**What to work on:** Which lines in the material below contain the word "замечания"? Copy each of them.
┌──
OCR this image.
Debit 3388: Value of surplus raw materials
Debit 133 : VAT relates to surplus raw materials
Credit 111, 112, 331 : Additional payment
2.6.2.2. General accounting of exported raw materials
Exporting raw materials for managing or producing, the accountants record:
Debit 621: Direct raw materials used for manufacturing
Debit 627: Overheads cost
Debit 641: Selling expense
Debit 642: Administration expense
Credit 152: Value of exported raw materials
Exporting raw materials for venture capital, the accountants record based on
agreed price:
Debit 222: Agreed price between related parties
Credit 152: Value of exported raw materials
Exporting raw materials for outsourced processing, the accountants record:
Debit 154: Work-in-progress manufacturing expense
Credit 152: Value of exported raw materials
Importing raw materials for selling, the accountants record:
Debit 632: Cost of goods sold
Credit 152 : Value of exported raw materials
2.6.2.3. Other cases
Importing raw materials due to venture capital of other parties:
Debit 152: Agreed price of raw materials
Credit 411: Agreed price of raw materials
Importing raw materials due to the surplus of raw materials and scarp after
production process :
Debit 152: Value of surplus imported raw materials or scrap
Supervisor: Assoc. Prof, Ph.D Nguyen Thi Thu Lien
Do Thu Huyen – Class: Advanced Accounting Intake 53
└──
┌──
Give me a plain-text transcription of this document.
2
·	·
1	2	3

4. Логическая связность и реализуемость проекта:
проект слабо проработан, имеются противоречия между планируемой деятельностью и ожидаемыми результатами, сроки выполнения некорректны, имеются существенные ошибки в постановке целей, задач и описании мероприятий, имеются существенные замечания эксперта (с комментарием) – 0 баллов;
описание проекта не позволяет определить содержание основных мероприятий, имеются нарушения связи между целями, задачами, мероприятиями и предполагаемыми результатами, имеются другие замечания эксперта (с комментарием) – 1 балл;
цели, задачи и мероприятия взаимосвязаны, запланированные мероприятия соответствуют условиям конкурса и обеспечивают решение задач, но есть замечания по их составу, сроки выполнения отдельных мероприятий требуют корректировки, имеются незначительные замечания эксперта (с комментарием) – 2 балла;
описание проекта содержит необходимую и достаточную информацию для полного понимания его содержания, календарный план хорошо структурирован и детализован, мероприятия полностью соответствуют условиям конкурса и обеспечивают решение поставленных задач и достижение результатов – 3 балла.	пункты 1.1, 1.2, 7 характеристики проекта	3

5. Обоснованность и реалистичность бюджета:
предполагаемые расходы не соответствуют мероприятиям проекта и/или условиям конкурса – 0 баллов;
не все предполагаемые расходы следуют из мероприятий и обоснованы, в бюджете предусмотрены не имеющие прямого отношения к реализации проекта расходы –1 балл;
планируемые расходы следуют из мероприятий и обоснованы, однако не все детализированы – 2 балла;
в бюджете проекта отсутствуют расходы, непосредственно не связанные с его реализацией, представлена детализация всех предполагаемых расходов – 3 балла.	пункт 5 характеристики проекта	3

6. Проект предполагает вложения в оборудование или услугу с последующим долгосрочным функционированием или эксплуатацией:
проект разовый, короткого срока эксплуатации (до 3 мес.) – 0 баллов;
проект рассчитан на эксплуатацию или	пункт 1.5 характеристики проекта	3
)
└──
**Written answer:**
проект слабо проработан, имеются противоречия между планируемой деятельностью и ожидаемыми результатами, сроки выполнения некорректны, имеются существенные ошибки в постановке целей, задач и описании мероприятий, имеются существенные замечания эксперта (с комментарием) – 0 баллов;
описание проекта не позволяет определить содержание основных мероприятий, имеются нарушения связи между целями, задачами, мероприятиями и предполагаемыми результатами, имеются другие замечания эксперта (с комментарием) – 1 балл;
цели, задачи и мероприятия взаимосвязаны, запланированные мероприятия соответствуют условиям конкурса и обеспечивают решение задач, но есть замечания по их составу, сроки выполнения отдельных мероприятий требуют корректировки, имеются незначительные замечания эксперта (с комментарием) – 2 балла;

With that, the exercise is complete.